▶ _Brano estratto_:
======

Di Precious, film di Lee Daniels tratto dal romanzo di Sapphire Push (Fandango) la trama è ormai nota. Nella Harlems cupa e povera di fine anni Ottanta, questa sedicenne obesa e di colore, abusata dal padre, umiliata dalla madre, semi-analfabeta, con due figli (la maggiore è down) nati dall’incesto e sieropositiva, riesce — quasi miracolosamente — a mettere insieme la sua vita, dandole una direzione. Così Precious si appropria di una dignità e di un’identità che, forse, nonostante il suo nome, non ha mai avuto nella sua vità breve, ma già profondamente ferita.

In questa vicenda, non vera ma tragicamente verosimile (in cui più volte lo spettatore è portato a domandarsi: che altro ancora?), c’è una scena clou, una scena in cui davvero questa adolescente rivela, sorprendentemente, una forza ed una determinazione che hanno dell’incredibile.

======

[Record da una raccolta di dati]

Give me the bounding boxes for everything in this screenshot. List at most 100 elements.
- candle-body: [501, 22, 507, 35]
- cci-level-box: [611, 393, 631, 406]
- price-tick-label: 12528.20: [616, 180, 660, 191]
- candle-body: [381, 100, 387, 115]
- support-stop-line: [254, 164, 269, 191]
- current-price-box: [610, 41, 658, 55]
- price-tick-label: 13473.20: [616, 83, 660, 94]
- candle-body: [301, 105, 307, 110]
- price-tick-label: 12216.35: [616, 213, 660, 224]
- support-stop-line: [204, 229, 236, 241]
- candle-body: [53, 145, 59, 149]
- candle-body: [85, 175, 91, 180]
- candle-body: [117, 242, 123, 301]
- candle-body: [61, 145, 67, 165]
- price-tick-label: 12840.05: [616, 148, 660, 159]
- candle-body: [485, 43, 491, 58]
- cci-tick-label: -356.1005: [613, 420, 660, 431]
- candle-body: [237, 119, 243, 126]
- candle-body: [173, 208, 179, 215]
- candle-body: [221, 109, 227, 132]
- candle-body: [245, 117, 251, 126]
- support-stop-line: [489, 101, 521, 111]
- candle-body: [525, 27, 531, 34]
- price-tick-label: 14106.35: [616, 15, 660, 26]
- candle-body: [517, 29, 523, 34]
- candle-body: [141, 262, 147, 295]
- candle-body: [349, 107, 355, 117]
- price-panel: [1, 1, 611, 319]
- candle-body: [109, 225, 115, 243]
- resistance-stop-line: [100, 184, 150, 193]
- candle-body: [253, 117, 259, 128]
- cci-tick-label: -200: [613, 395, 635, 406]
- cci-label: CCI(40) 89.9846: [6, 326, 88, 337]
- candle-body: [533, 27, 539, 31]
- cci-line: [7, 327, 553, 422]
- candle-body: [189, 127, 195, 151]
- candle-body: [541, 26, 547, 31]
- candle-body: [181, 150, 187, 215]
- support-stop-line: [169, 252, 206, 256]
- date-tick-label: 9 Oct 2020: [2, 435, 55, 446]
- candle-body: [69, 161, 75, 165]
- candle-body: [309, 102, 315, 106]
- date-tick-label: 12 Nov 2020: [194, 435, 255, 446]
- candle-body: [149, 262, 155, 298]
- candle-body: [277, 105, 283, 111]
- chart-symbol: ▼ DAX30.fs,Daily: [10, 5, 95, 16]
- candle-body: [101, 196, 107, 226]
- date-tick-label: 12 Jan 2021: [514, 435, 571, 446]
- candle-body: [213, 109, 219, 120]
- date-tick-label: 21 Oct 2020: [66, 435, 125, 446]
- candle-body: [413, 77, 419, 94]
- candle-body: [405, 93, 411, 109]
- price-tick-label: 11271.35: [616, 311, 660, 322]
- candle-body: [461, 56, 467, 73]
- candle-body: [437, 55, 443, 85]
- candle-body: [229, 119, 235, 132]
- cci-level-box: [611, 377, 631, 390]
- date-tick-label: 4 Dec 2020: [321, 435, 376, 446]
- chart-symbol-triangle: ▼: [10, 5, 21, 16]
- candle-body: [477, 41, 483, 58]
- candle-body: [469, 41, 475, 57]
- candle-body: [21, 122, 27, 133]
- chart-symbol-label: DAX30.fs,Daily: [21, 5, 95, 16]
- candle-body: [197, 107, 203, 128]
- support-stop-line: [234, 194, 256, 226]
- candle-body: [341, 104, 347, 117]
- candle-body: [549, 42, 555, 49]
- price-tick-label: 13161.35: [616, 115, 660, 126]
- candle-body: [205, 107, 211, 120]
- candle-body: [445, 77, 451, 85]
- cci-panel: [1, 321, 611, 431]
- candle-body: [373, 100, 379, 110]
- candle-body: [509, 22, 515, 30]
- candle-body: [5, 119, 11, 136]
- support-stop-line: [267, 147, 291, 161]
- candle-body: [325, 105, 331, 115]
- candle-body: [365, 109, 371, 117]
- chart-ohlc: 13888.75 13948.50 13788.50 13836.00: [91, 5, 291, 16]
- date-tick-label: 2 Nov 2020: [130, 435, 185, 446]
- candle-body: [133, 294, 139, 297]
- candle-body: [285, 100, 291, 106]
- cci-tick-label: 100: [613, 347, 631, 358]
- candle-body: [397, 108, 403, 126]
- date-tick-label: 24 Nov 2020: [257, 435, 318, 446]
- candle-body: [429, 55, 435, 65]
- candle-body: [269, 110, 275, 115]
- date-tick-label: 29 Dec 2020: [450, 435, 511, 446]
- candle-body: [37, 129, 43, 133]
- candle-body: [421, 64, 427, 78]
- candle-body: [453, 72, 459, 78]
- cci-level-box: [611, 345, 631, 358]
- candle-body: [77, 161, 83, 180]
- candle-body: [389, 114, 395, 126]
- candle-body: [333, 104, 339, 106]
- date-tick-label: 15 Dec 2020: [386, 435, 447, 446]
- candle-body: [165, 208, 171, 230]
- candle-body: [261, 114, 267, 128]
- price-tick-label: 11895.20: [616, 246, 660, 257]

======

▶ _Le consegne_:
[1] Rispondi a queste domande sul brano su Precious:
(a) Chi ha diretto il film?
(b) Da quale romanzo è tratto il film, e chi lo ha scritto?
(c) Che cosa rivela l'adolescente nella scena clou?
[2] Trascrivi dal brano su Precious la parte che si apre con le parole contenenti "Di Precious, film" e si chiude con "già profondamente ferita.".
[3] In base al brano su Precious, spiega in una o due frasi perché una certa scena della vicenda viene definita "scena clou".

▶ _Risultati dell'esercizio_:
[1]
(a) Lee Daniels.
(b) Dal romanzo Push, di Sapphire.
(c) Rivela una forza e una determinazione che hanno dell'incredibile.

[2]
Di Precious, film di Lee Daniels tratto dal romanzo di Sapphire Push (Fandango) la trama è ormai nota. Nella Harlems cupa e povera di fine anni Ottanta, questa sedicenne obesa e di colore, abusata dal padre, umiliata dalla madre, semi-analfabeta, con due figli (la maggiore è down) nati dall’incesto e sieropositiva, riesce — quasi miracolosamente — a mettere insieme la sua vita, dandole una direzione. Così Precious si appropria di una dignità e di un’identità che, forse, nonostante il suo nome, non ha mai avuto nella sua vità breve, ma già profondamente ferita.

[3] Secondo il brano, è la scena in cui l'adolescente rivela davvero, in modo sorprendente, una forza e una determinazione che hanno dell'incredibile.